Written request =
Exclude the pictures and return every line exactly as written.

Start of Data for this task

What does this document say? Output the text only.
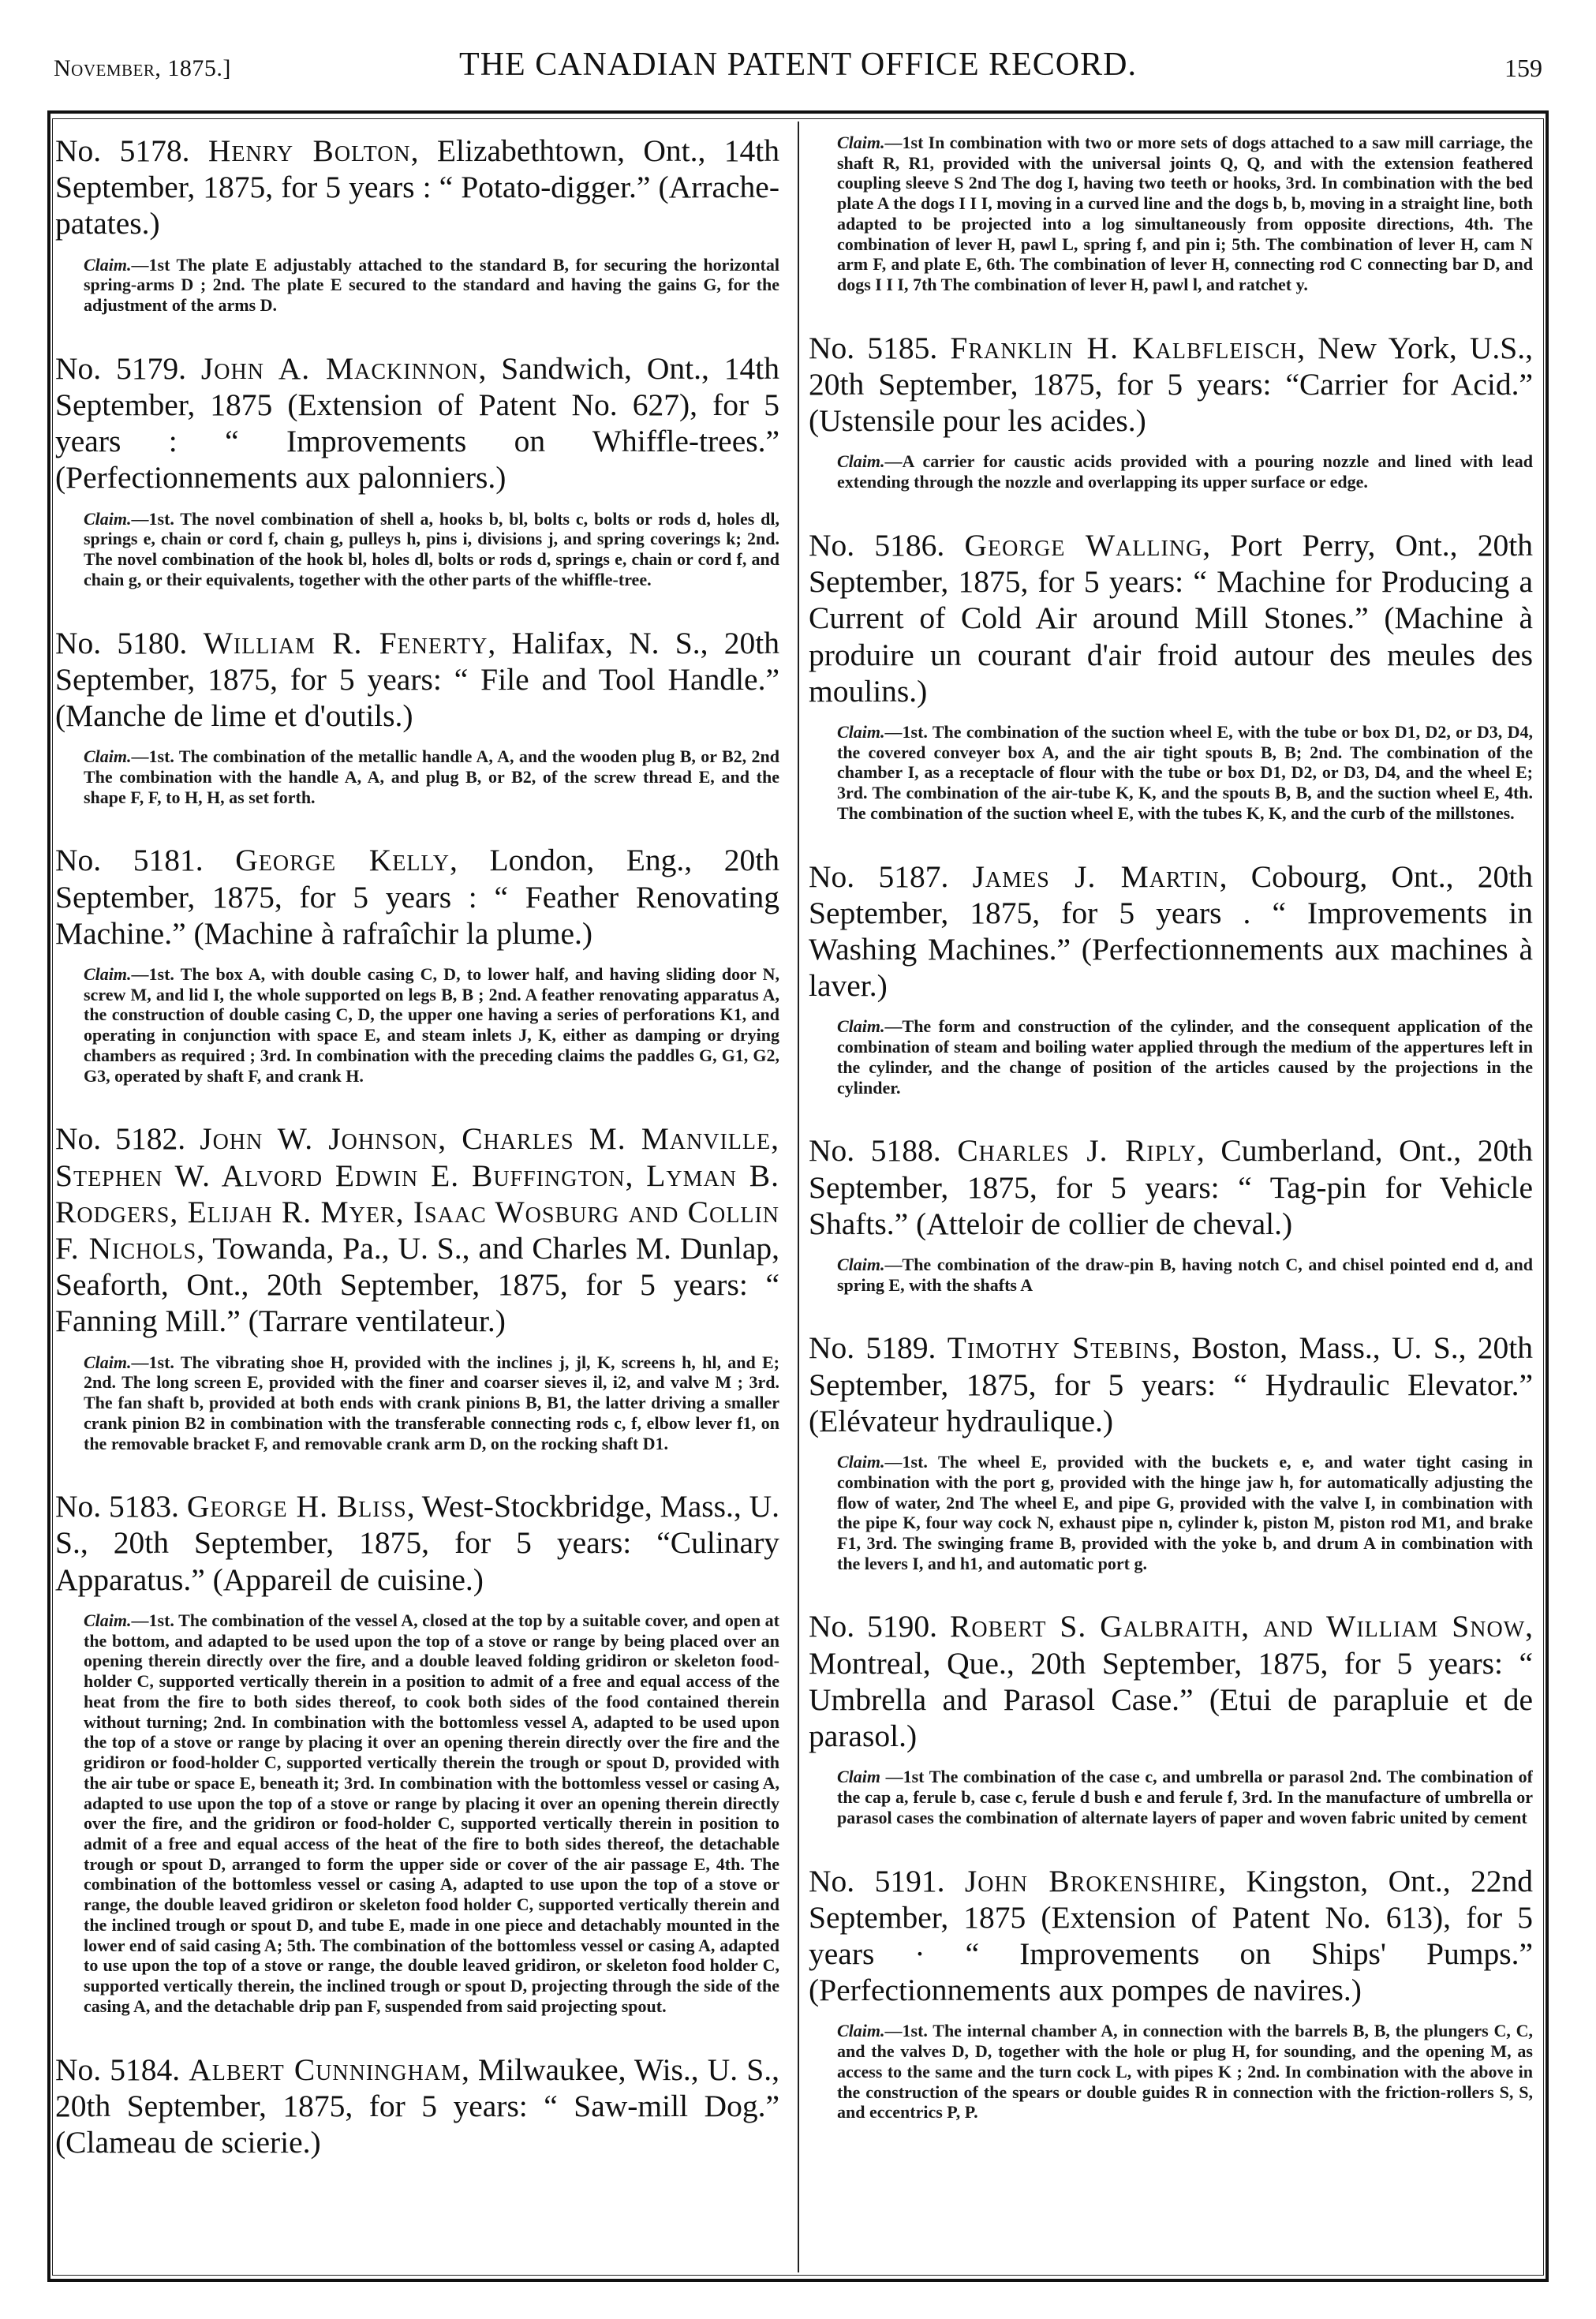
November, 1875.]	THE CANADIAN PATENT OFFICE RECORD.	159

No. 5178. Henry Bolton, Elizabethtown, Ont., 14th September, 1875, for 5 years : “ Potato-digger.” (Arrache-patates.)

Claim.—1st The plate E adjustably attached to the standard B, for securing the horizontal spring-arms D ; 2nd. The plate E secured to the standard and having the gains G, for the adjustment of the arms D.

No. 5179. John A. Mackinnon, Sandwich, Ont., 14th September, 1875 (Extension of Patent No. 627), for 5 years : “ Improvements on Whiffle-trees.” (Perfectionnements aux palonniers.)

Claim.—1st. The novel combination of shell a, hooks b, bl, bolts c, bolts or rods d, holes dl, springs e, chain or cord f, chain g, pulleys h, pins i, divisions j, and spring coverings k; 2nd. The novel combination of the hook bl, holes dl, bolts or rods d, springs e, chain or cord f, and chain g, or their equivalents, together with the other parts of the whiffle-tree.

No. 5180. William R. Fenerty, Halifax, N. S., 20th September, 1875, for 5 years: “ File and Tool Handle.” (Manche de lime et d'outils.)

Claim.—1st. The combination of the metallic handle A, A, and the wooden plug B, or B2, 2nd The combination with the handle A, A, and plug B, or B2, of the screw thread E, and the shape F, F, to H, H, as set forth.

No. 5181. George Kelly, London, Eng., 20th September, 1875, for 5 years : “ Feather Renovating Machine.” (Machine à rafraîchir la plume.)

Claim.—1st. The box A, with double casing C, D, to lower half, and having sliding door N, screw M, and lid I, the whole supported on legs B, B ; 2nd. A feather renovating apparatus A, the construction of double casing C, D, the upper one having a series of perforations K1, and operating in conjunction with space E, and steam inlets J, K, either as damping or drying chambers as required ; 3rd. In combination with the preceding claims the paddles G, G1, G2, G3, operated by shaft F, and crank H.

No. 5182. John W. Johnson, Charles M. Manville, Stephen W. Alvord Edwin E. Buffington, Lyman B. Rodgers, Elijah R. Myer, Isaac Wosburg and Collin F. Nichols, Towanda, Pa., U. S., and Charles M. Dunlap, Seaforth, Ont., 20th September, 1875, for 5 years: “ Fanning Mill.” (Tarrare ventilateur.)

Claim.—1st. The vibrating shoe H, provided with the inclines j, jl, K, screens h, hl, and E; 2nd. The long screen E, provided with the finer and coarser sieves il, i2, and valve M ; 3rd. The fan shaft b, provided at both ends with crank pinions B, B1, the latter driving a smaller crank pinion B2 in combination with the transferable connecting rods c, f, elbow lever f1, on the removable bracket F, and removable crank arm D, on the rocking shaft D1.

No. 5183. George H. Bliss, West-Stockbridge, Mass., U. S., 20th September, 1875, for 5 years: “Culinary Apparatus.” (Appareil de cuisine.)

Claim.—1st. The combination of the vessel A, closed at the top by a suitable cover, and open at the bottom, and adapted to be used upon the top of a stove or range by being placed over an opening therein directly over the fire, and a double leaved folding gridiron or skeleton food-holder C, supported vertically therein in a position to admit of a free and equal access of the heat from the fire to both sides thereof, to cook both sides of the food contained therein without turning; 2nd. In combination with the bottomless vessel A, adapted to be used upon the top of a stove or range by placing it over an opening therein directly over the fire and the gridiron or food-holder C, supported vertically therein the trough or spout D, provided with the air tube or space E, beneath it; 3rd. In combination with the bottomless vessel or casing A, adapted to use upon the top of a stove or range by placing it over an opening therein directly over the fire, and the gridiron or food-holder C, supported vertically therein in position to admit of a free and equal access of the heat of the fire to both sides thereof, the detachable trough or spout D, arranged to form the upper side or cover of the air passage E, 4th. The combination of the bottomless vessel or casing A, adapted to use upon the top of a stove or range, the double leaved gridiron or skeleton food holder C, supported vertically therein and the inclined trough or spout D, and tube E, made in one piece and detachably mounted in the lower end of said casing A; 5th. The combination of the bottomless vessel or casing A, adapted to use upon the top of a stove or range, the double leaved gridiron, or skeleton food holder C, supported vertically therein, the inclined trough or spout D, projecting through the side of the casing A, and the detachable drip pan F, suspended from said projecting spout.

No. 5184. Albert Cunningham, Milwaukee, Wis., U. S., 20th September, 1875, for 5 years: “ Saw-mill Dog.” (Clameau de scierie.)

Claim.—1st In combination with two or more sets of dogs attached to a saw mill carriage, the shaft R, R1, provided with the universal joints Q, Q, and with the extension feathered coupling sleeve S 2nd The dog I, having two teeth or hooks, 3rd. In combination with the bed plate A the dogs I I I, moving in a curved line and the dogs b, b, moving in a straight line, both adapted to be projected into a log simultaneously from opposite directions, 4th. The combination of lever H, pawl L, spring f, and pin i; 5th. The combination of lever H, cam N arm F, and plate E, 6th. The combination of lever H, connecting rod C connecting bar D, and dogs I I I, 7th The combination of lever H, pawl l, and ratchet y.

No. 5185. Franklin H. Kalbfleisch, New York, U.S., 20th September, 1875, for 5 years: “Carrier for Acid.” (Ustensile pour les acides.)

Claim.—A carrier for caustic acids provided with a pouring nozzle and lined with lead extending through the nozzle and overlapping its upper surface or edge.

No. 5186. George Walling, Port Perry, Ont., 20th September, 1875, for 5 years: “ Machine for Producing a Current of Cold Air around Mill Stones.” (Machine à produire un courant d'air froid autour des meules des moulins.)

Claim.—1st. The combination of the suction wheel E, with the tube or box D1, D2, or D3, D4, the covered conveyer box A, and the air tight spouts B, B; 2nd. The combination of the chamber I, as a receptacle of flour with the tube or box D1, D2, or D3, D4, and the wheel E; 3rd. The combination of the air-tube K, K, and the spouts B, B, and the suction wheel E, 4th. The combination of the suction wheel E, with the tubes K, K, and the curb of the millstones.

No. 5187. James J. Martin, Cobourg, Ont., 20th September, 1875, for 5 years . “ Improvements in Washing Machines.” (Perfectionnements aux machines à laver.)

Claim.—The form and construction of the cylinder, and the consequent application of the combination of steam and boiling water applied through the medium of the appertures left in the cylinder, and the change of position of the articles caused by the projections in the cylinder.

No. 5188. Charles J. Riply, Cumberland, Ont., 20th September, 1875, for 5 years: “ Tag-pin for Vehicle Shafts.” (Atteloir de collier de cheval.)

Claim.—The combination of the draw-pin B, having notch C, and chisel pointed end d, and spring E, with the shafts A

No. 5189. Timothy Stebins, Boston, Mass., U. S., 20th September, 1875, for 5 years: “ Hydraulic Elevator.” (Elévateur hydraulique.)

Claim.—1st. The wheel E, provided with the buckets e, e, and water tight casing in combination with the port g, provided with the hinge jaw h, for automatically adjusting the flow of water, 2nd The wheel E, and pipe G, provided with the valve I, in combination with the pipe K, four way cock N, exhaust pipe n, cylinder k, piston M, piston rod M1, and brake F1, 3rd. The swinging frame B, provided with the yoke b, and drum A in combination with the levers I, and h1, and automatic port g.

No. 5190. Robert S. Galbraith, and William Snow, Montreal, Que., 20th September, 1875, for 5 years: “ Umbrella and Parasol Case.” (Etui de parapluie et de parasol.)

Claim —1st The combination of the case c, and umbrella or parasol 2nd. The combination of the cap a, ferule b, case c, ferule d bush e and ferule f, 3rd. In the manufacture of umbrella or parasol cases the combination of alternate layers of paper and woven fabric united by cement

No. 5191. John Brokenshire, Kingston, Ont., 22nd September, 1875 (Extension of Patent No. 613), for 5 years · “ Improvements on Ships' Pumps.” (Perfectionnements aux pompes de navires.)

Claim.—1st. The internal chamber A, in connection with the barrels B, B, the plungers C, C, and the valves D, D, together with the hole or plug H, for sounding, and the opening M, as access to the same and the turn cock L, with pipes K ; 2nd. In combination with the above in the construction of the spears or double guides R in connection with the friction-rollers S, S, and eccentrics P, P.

End of Data for this task

Completed exercise =
What does this document say? Output the text only.
November, 1875.]	THE CANADIAN PATENT OFFICE RECORD.	159

No. 5178. Henry Bolton, Elizabethtown, Ont., 14th September, 1875, for 5 years : “ Potato-digger.” (Arrache-patates.)

Claim.—1st The plate E adjustably attached to the standard B, for securing the horizontal spring-arms D ; 2nd. The plate E secured to the standard and having the gains G, for the adjustment of the arms D.

No. 5179. John A. Mackinnon, Sandwich, Ont., 14th September, 1875 (Extension of Patent No. 627), for 5 years : “ Improvements on Whiffle-trees.” (Perfectionnements aux palonniers.)

Claim.—1st. The novel combination of shell a, hooks b, bl, bolts c, bolts or rods d, holes dl, springs e, chain or cord f, chain g, pulleys h, pins i, divisions j, and spring coverings k; 2nd. The novel combination of the hook bl, holes dl, bolts or rods d, springs e, chain or cord f, and chain g, or their equivalents, together with the other parts of the whiffle-tree.

No. 5180. William R. Fenerty, Halifax, N. S., 20th September, 1875, for 5 years: “ File and Tool Handle.” (Manche de lime et d'outils.)

Claim.—1st. The combination of the metallic handle A, A, and the wooden plug B, or B2, 2nd The combination with the handle A, A, and plug B, or B2, of the screw thread E, and the shape F, F, to H, H, as set forth.

No. 5181. George Kelly, London, Eng., 20th September, 1875, for 5 years : “ Feather Renovating Machine.” (Machine à rafraîchir la plume.)

Claim.—1st. The box A, with double casing C, D, to lower half, and having sliding door N, screw M, and lid I, the whole supported on legs B, B ; 2nd. A feather renovating apparatus A, the construction of double casing C, D, the upper one having a series of perforations K1, and operating in conjunction with space E, and steam inlets J, K, either as damping or drying chambers as required ; 3rd. In combination with the preceding claims the paddles G, G1, G2, G3, operated by shaft F, and crank H.

No. 5182. John W. Johnson, Charles M. Manville, Stephen W. Alvord Edwin E. Buffington, Lyman B. Rodgers, Elijah R. Myer, Isaac Wosburg and Collin F. Nichols, Towanda, Pa., U. S., and Charles M. Dunlap, Seaforth, Ont., 20th September, 1875, for 5 years: “ Fanning Mill.” (Tarrare ventilateur.)

Claim.—1st. The vibrating shoe H, provided with the inclines j, jl, K, screens h, hl, and E; 2nd. The long screen E, provided with the finer and coarser sieves il, i2, and valve M ; 3rd. The fan shaft b, provided at both ends with crank pinions B, B1, the latter driving a smaller crank pinion B2 in combination with the transferable connecting rods c, f, elbow lever f1, on the removable bracket F, and removable crank arm D, on the rocking shaft D1.

No. 5183. George H. Bliss, West-Stockbridge, Mass., U. S., 20th September, 1875, for 5 years: “Culinary Apparatus.” (Appareil de cuisine.)

Claim.—1st. The combination of the vessel A, closed at the top by a suitable cover, and open at the bottom, and adapted to be used upon the top of a stove or range by being placed over an opening therein directly over the fire, and a double leaved folding gridiron or skeleton food-holder C, supported vertically therein in a position to admit of a free and equal access of the heat from the fire to both sides thereof, to cook both sides of the food contained therein without turning; 2nd. In combination with the bottomless vessel A, adapted to be used upon the top of a stove or range by placing it over an opening therein directly over the fire and the gridiron or food-holder C, supported vertically therein the trough or spout D, provided with the air tube or space E, beneath it; 3rd. In combination with the bottomless vessel or casing A, adapted to use upon the top of a stove or range by placing it over an opening therein directly over the fire, and the gridiron or food-holder C, supported vertically therein in position to admit of a free and equal access of the heat of the fire to both sides thereof, the detachable trough or spout D, arranged to form the upper side or cover of the air passage E, 4th. The combination of the bottomless vessel or casing A, adapted to use upon the top of a stove or range, the double leaved gridiron or skeleton food holder C, supported vertically therein and the inclined trough or spout D, and tube E, made in one piece and detachably mounted in the lower end of said casing A; 5th. The combination of the bottomless vessel or casing A, adapted to use upon the top of a stove or range, the double leaved gridiron, or skeleton food holder C, supported vertically therein, the inclined trough or spout D, projecting through the side of the casing A, and the detachable drip pan F, suspended from said projecting spout.

No. 5184. Albert Cunningham, Milwaukee, Wis., U. S., 20th September, 1875, for 5 years: “ Saw-mill Dog.” (Clameau de scierie.)

Claim.—1st In combination with two or more sets of dogs attached to a saw mill carriage, the shaft R, R1, provided with the universal joints Q, Q, and with the extension feathered coupling sleeve S 2nd The dog I, having two teeth or hooks, 3rd. In combination with the bed plate A the dogs I I I, moving in a curved line and the dogs b, b, moving in a straight line, both adapted to be projected into a log simultaneously from opposite directions, 4th. The combination of lever H, pawl L, spring f, and pin i; 5th. The combination of lever H, cam N arm F, and plate E, 6th. The combination of lever H, connecting rod C connecting bar D, and dogs I I I, 7th The combination of lever H, pawl l, and ratchet y.

No. 5185. Franklin H. Kalbfleisch, New York, U.S., 20th September, 1875, for 5 years: “Carrier for Acid.” (Ustensile pour les acides.)

Claim.—A carrier for caustic acids provided with a pouring nozzle and lined with lead extending through the nozzle and overlapping its upper surface or edge.

No. 5186. George Walling, Port Perry, Ont., 20th September, 1875, for 5 years: “ Machine for Producing a Current of Cold Air around Mill Stones.” (Machine à produire un courant d'air froid autour des meules des moulins.)

Claim.—1st. The combination of the suction wheel E, with the tube or box D1, D2, or D3, D4, the covered conveyer box A, and the air tight spouts B, B; 2nd. The combination of the chamber I, as a receptacle of flour with the tube or box D1, D2, or D3, D4, and the wheel E; 3rd. The combination of the air-tube K, K, and the spouts B, B, and the suction wheel E, 4th. The combination of the suction wheel E, with the tubes K, K, and the curb of the millstones.

No. 5187. James J. Martin, Cobourg, Ont., 20th September, 1875, for 5 years . “ Improvements in Washing Machines.” (Perfectionnements aux machines à laver.)

Claim.—The form and construction of the cylinder, and the consequent application of the combination of steam and boiling water applied through the medium of the appertures left in the cylinder, and the change of position of the articles caused by the projections in the cylinder.

No. 5188. Charles J. Riply, Cumberland, Ont., 20th September, 1875, for 5 years: “ Tag-pin for Vehicle Shafts.” (Atteloir de collier de cheval.)

Claim.—The combination of the draw-pin B, having notch C, and chisel pointed end d, and spring E, with the shafts A

No. 5189. Timothy Stebins, Boston, Mass., U. S., 20th September, 1875, for 5 years: “ Hydraulic Elevator.” (Elévateur hydraulique.)

Claim.—1st. The wheel E, provided with the buckets e, e, and water tight casing in combination with the port g, provided with the hinge jaw h, for automatically adjusting the flow of water, 2nd The wheel E, and pipe G, provided with the valve I, in combination with the pipe K, four way cock N, exhaust pipe n, cylinder k, piston M, piston rod M1, and brake F1, 3rd. The swinging frame B, provided with the yoke b, and drum A in combination with the levers I, and h1, and automatic port g.

No. 5190. Robert S. Galbraith, and William Snow, Montreal, Que., 20th September, 1875, for 5 years: “ Umbrella and Parasol Case.” (Etui de parapluie et de parasol.)

Claim —1st The combination of the case c, and umbrella or parasol 2nd. The combination of the cap a, ferule b, case c, ferule d bush e and ferule f, 3rd. In the manufacture of umbrella or parasol cases the combination of alternate layers of paper and woven fabric united by cement

No. 5191. John Brokenshire, Kingston, Ont., 22nd September, 1875 (Extension of Patent No. 613), for 5 years · “ Improvements on Ships' Pumps.” (Perfectionnements aux pompes de navires.)

Claim.—1st. The internal chamber A, in connection with the barrels B, B, the plungers C, C, and the valves D, D, together with the hole or plug H, for sounding, and the opening M, as access to the same and the turn cock L, with pipes K ; 2nd. In combination with the above in the construction of the spears or double guides R in connection with the friction-rollers S, S, and eccentrics P, P.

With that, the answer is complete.